=== WORK TO DO ===
Set down the data below without change, skipping the pictures it holds.

=== GIVEN DATA ===

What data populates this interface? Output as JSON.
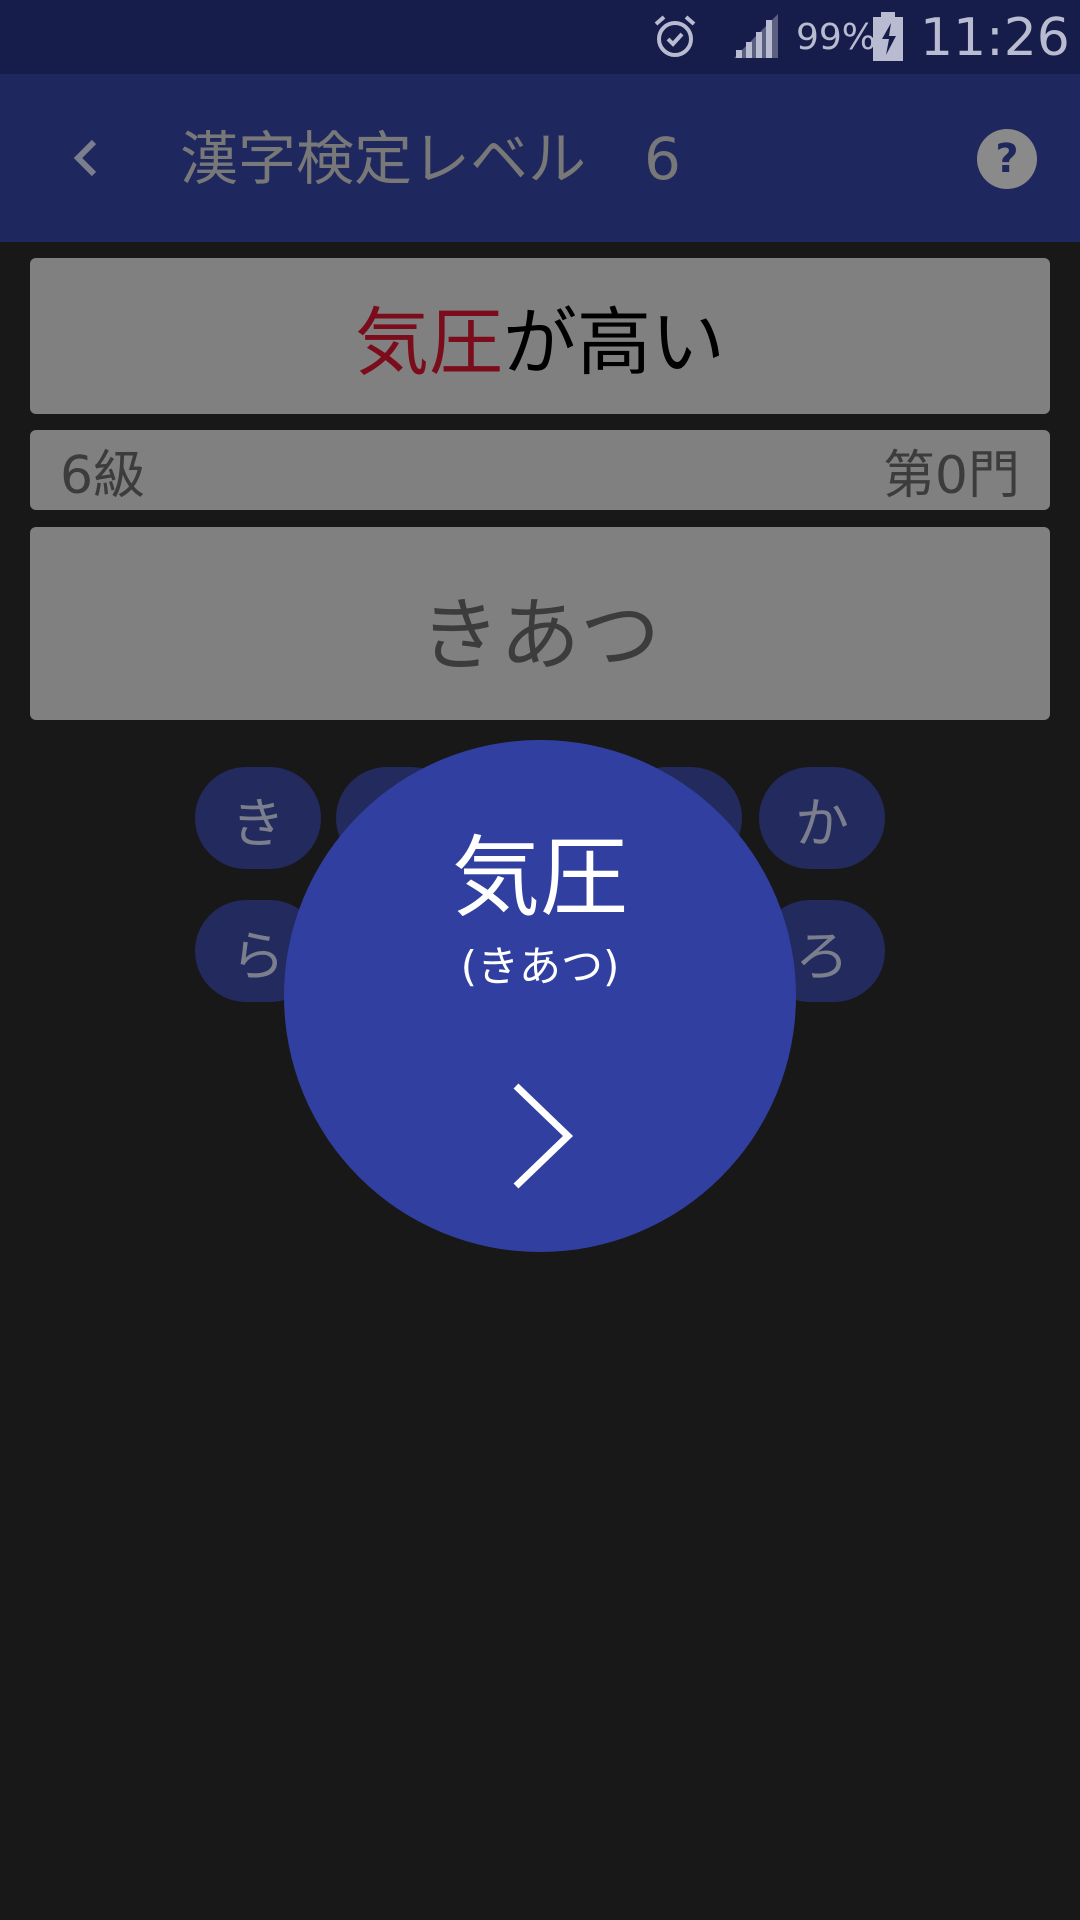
{
  "status_bar": {
    "battery": "99%",
    "time": "11:26",
    "icons": [
      "alarm-icon",
      "signal-icon",
      "battery-charging-icon"
    ]
  },
  "app_bar": {
    "title": "漢字検定レベル　6",
    "icons": [
      "back-arrow-icon",
      "help-icon"
    ]
  },
  "question": {
    "highlight": "気圧",
    "rest": "が高い",
    "highlight_color": "#7a0c1c"
  },
  "info": {
    "level": "6級",
    "number": "第0門"
  },
  "answer": {
    "text": "きあつ"
  },
  "kana_keys": {
    "row1": [
      "き",
      "か"
    ],
    "row2": [
      "ら",
      "ろ"
    ]
  },
  "result": {
    "kanji": "気圧",
    "reading": "(きあつ)",
    "icon": "next-chevron-icon",
    "color": "#3140a0"
  }
}
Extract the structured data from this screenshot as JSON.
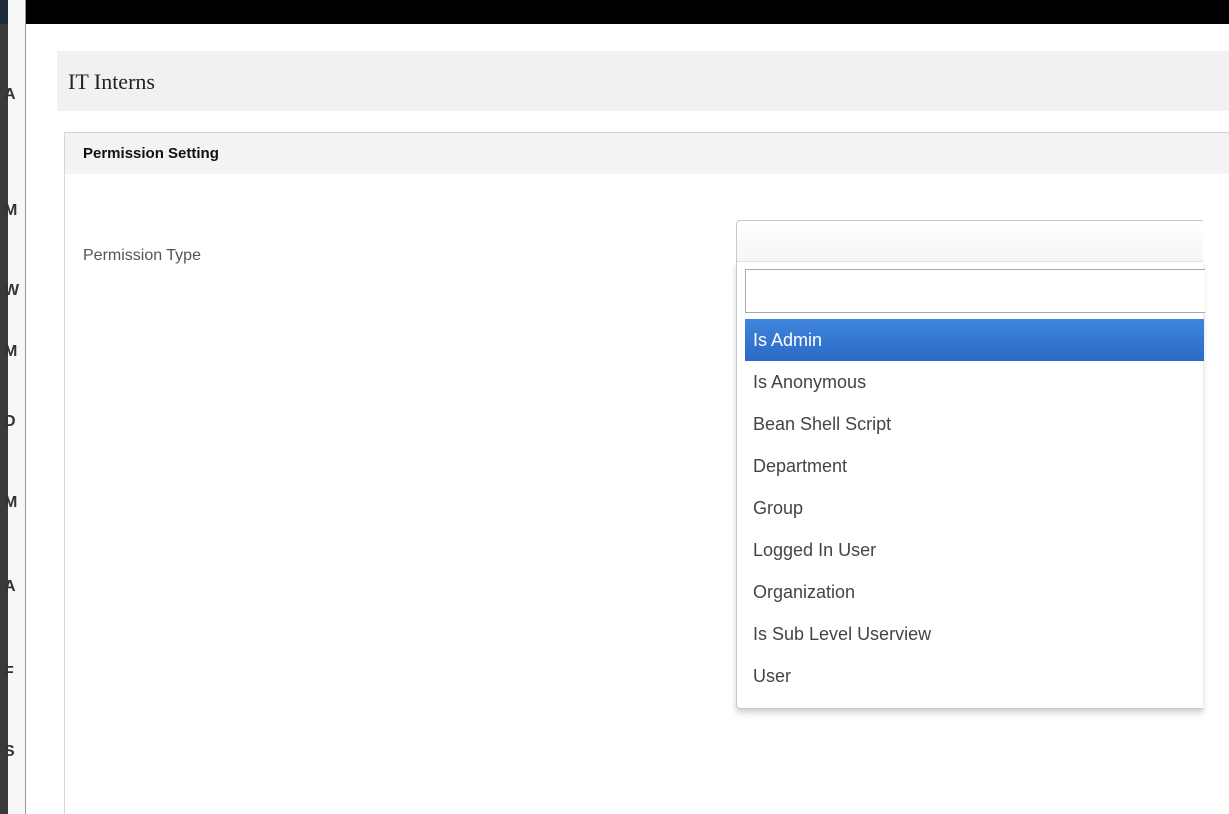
{
  "backdrop": {
    "letters": [
      "A",
      "M",
      "W",
      "M",
      "D",
      "M",
      "A",
      "F",
      "S"
    ]
  },
  "dialog": {
    "title": "IT Interns",
    "panel": {
      "title": "Permission Setting",
      "field_label": "Permission Type",
      "select": {
        "selected_value": "",
        "search_value": "",
        "options": [
          "Is Admin",
          "Is Anonymous",
          "Bean Shell Script",
          "Department",
          "Group",
          "Logged In User",
          "Organization",
          "Is Sub Level Userview",
          "User"
        ],
        "highlighted_option": "Is Admin"
      }
    }
  },
  "colors": {
    "highlight": "#2a6ac8",
    "header_bg": "#f1f1f1",
    "panel_heading_bg": "#f3f3f3"
  }
}
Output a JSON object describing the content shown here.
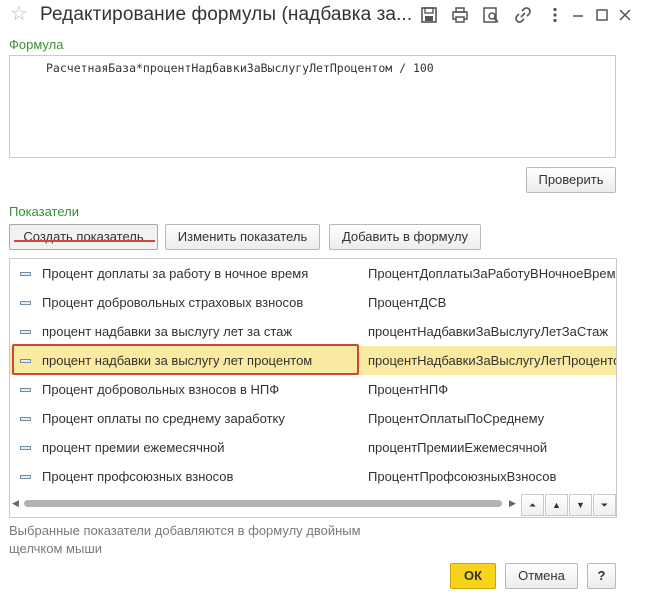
{
  "window": {
    "title": "Редактирование формулы (надбавка за...",
    "toolbar_icons": [
      "save-icon",
      "print-icon",
      "preview-icon",
      "link-icon",
      "more-icon",
      "minimize-icon",
      "maximize-icon",
      "close-icon"
    ]
  },
  "formula": {
    "label": "Формула",
    "text": "РасчетнаяБаза*процентНадбавкиЗаВыслугуЛетПроцентом / 100",
    "check_button": "Проверить"
  },
  "indicators": {
    "label": "Показатели",
    "buttons": {
      "create": "Создать показатель",
      "edit": "Изменить показатель",
      "add": "Добавить в формулу"
    },
    "rows": [
      {
        "name": "Процент доплаты за работу в ночное время",
        "id": "ПроцентДоплатыЗаРаботуВНочноеВремя",
        "selected": false
      },
      {
        "name": "Процент добровольных страховых взносов",
        "id": "ПроцентДСВ",
        "selected": false
      },
      {
        "name": "процент надбавки за выслугу лет за стаж",
        "id": "процентНадбавкиЗаВыслугуЛетЗаСтаж",
        "selected": false
      },
      {
        "name": "процент надбавки за выслугу лет процентом",
        "id": "процентНадбавкиЗаВыслугуЛетПроцентом",
        "selected": true
      },
      {
        "name": "Процент добровольных взносов в НПФ",
        "id": "ПроцентНПФ",
        "selected": false
      },
      {
        "name": "Процент оплаты по среднему заработку",
        "id": "ПроцентОплатыПоСреднему",
        "selected": false
      },
      {
        "name": "процент премии ежемесячной",
        "id": "процентПремииЕжемесячной",
        "selected": false
      },
      {
        "name": "Процент профсоюзных взносов",
        "id": "ПроцентПрофсоюзныхВзносов",
        "selected": false
      }
    ]
  },
  "hint": "Выбранные показатели добавляются в формулу двойным щелчком мыши",
  "footer": {
    "ok": "ОК",
    "cancel": "Отмена",
    "help": "?"
  },
  "colors": {
    "accent_green": "#3b8f3b",
    "selected_row": "#fbeaa2",
    "highlight_red": "#d0453c",
    "ok_yellow": "#f7d31c"
  }
}
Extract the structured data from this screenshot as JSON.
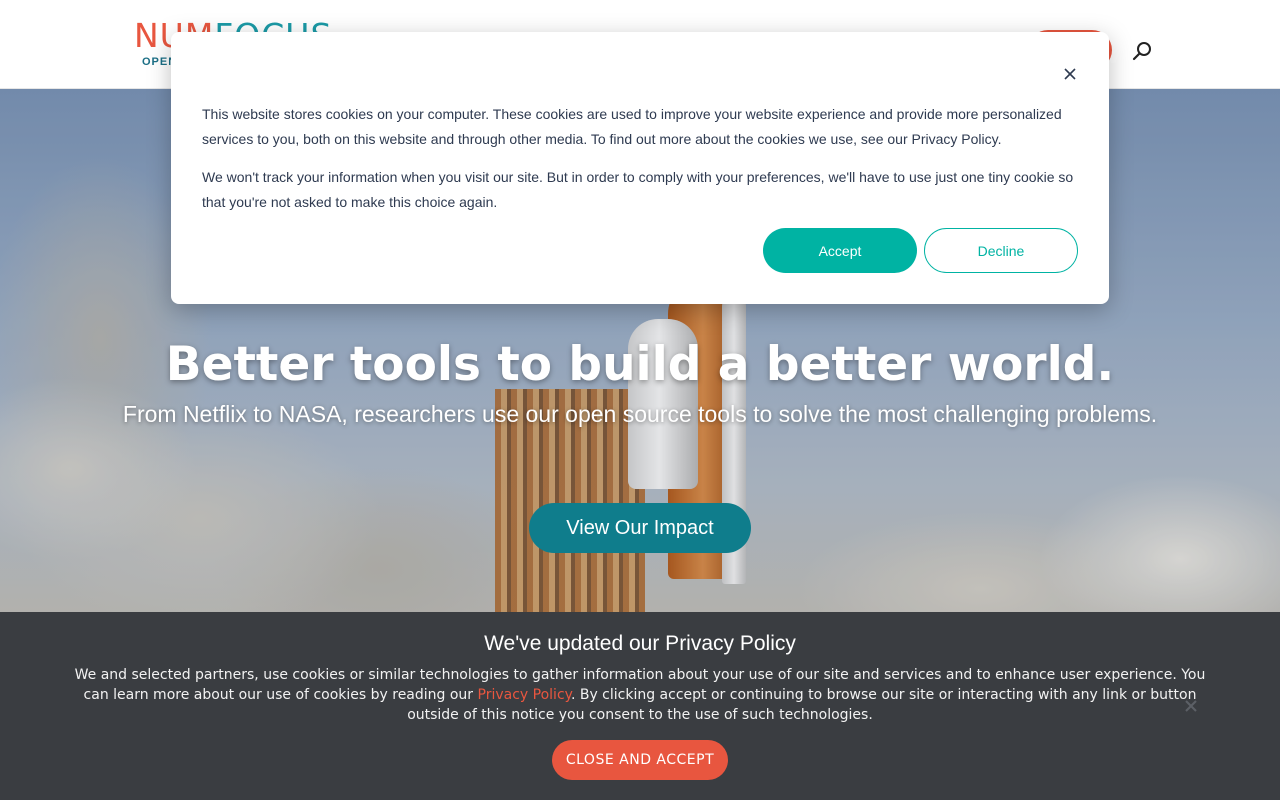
{
  "header": {
    "logo_part1": "NUM",
    "logo_part2": "FOCUS",
    "logo_tagline": "OPEN",
    "donate_label": "",
    "search_icon": "search-icon"
  },
  "hero": {
    "title": "Better tools to build a better world.",
    "subtitle": "From Netflix to NASA, researchers use our open source tools to solve the most challenging problems.",
    "cta_label": "View Our Impact"
  },
  "cookie_modal": {
    "paragraph1": "This website stores cookies on your computer. These cookies are used to improve your website experience and provide more personalized services to you, both on this website and through other media. To find out more about the cookies we use, see our Privacy Policy.",
    "paragraph2": "We won't track your information when you visit our site. But in order to comply with your preferences, we'll have to use just one tiny cookie so that you're not asked to make this choice again.",
    "accept_label": "Accept",
    "decline_label": "Decline",
    "close_icon": "close-icon"
  },
  "privacy_banner": {
    "title": "We've updated our Privacy Policy",
    "text_before_link": "We and selected partners, use cookies or similar technologies to gather information about your use of our site and services and to enhance user experience. You can learn more about our use of cookies by reading our ",
    "link_text": "Privacy Policy",
    "text_after_link": ". By clicking accept or continuing to browse our site or interacting with any link or button outside of this notice you consent to the use of such technologies.",
    "button_label": "CLOSE AND ACCEPT",
    "close_icon": "close-icon"
  },
  "colors": {
    "brand_orange": "#e8563f",
    "brand_teal": "#1b9aa6",
    "accept_teal": "#00b3a3",
    "impact_teal": "#0f7d8c",
    "banner_bg": "#3a3d41"
  }
}
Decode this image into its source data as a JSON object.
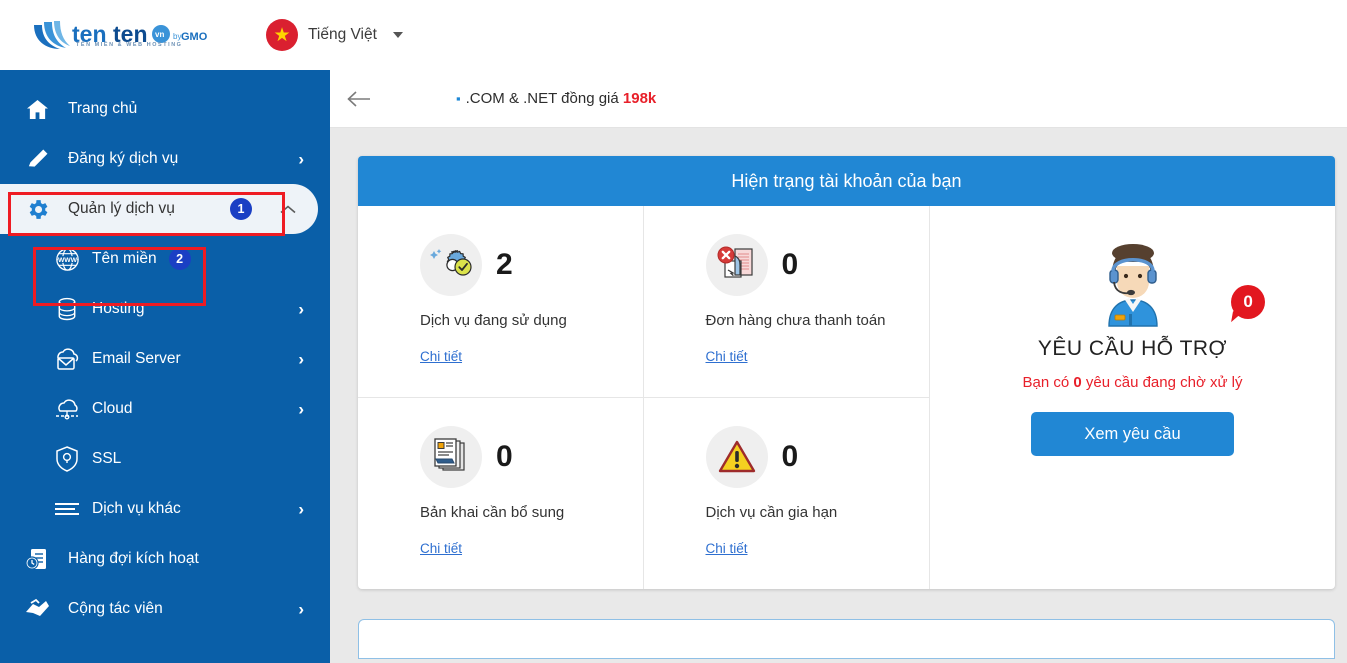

===

=== RESPONSE FOR THIS EXERCISE ===
What data populates this interface? Output as JSON.
{
  "status_bar": {
    "battery": "99%",
    "time": "11:26",
    "icons": [
      "alarm-icon",
      "signal-icon",
      "battery-charging-icon"
    ]
  },
  "app_bar": {
    "title": "漢字検定レベル　6",
    "icons": [
      "back-arrow-icon",
      "help-icon"
    ]
  },
  "question": {
    "highlight": "気圧",
    "rest": "が高い",
    "highlight_color": "#7a0c1c"
  },
  "info": {
    "level": "6級",
    "number": "第0門"
  },
  "answer": {
    "text": "きあつ"
  },
  "kana_keys": {
    "row1": [
      "き",
      "か"
    ],
    "row2": [
      "ら",
      "ろ"
    ]
  },
  "result": {
    "kanji": "気圧",
    "reading": "(きあつ)",
    "icon": "next-chevron-icon",
    "color": "#3140a0"
  }
}
Extract the structured data from this screenshot as JSON.
{
  "backdrop": {
    "letters": [
      "A",
      "M",
      "W",
      "M",
      "D",
      "M",
      "A",
      "F",
      "S"
    ]
  },
  "dialog": {
    "title": "IT Interns",
    "panel": {
      "title": "Permission Setting",
      "field_label": "Permission Type",
      "select": {
        "selected_value": "",
        "search_value": "",
        "options": [
          "Is Admin",
          "Is Anonymous",
          "Bean Shell Script",
          "Department",
          "Group",
          "Logged In User",
          "Organization",
          "Is Sub Level Userview",
          "User"
        ],
        "highlighted_option": "Is Admin"
      }
    }
  },
  "colors": {
    "highlight": "#2a6ac8",
    "header_bg": "#f1f1f1",
    "panel_heading_bg": "#f3f3f3"
  }
}
Output a JSON object describing the content shown here.
{
  "window": {
    "title": "Редактирование формулы (надбавка за...",
    "toolbar_icons": [
      "save-icon",
      "print-icon",
      "preview-icon",
      "link-icon",
      "more-icon",
      "minimize-icon",
      "maximize-icon",
      "close-icon"
    ]
  },
  "formula": {
    "label": "Формула",
    "text": "РасчетнаяБаза*процентНадбавкиЗаВыслугуЛетПроцентом / 100",
    "check_button": "Проверить"
  },
  "indicators": {
    "label": "Показатели",
    "buttons": {
      "create": "Создать показатель",
      "edit": "Изменить показатель",
      "add": "Добавить в формулу"
    },
    "rows": [
      {
        "name": "Процент доплаты за работу в ночное время",
        "id": "ПроцентДоплатыЗаРаботуВНочноеВремя",
        "selected": false
      },
      {
        "name": "Процент добровольных страховых взносов",
        "id": "ПроцентДСВ",
        "selected": false
      },
      {
        "name": "процент надбавки за выслугу лет за стаж",
        "id": "процентНадбавкиЗаВыслугуЛетЗаСтаж",
        "selected": false
      },
      {
        "name": "процент надбавки за выслугу лет процентом",
        "id": "процентНадбавкиЗаВыслугуЛетПроцентом",
        "selected": true
      },
      {
        "name": "Процент добровольных взносов в НПФ",
        "id": "ПроцентНПФ",
        "selected": false
      },
      {
        "name": "Процент оплаты по среднему заработку",
        "id": "ПроцентОплатыПоСреднему",
        "selected": false
      },
      {
        "name": "процент премии ежемесячной",
        "id": "процентПремииЕжемесячной",
        "selected": false
      },
      {
        "name": "Процент профсоюзных взносов",
        "id": "ПроцентПрофсоюзныхВзносов",
        "selected": false
      }
    ]
  },
  "hint": "Выбранные показатели добавляются в формулу двойным щелчком мыши",
  "footer": {
    "ok": "ОК",
    "cancel": "Отмена",
    "help": "?"
  },
  "colors": {
    "accent_green": "#3b8f3b",
    "selected_row": "#fbeaa2",
    "highlight_red": "#d0453c",
    "ok_yellow": "#f7d31c"
  }
}
Extract the structured data from this screenshot as JSON.
{
  "header": {
    "logo_part1": "NUM",
    "logo_part2": "FOCUS",
    "logo_tagline": "OPEN",
    "donate_label": "",
    "search_icon": "search-icon"
  },
  "hero": {
    "title": "Better tools to build a better world.",
    "subtitle": "From Netflix to NASA, researchers use our open source tools to solve the most challenging problems.",
    "cta_label": "View Our Impact"
  },
  "cookie_modal": {
    "paragraph1": "This website stores cookies on your computer. These cookies are used to improve your website experience and provide more personalized services to you, both on this website and through other media. To find out more about the cookies we use, see our Privacy Policy.",
    "paragraph2": "We won't track your information when you visit our site. But in order to comply with your preferences, we'll have to use just one tiny cookie so that you're not asked to make this choice again.",
    "accept_label": "Accept",
    "decline_label": "Decline",
    "close_icon": "close-icon"
  },
  "privacy_banner": {
    "title": "We've updated our Privacy Policy",
    "text_before_link": "We and selected partners, use cookies or similar technologies to gather information about your use of our site and services and to enhance user experience. You can learn more about our use of cookies by reading our ",
    "link_text": "Privacy Policy",
    "text_after_link": ". By clicking accept or continuing to browse our site or interacting with any link or button outside of this notice you consent to the use of such technologies.",
    "button_label": "CLOSE AND ACCEPT",
    "close_icon": "close-icon"
  },
  "colors": {
    "brand_orange": "#e8563f",
    "brand_teal": "#1b9aa6",
    "accept_teal": "#00b3a3",
    "impact_teal": "#0f7d8c",
    "banner_bg": "#3a3d41"
  }
}
Decode this image into its source data as a JSON object.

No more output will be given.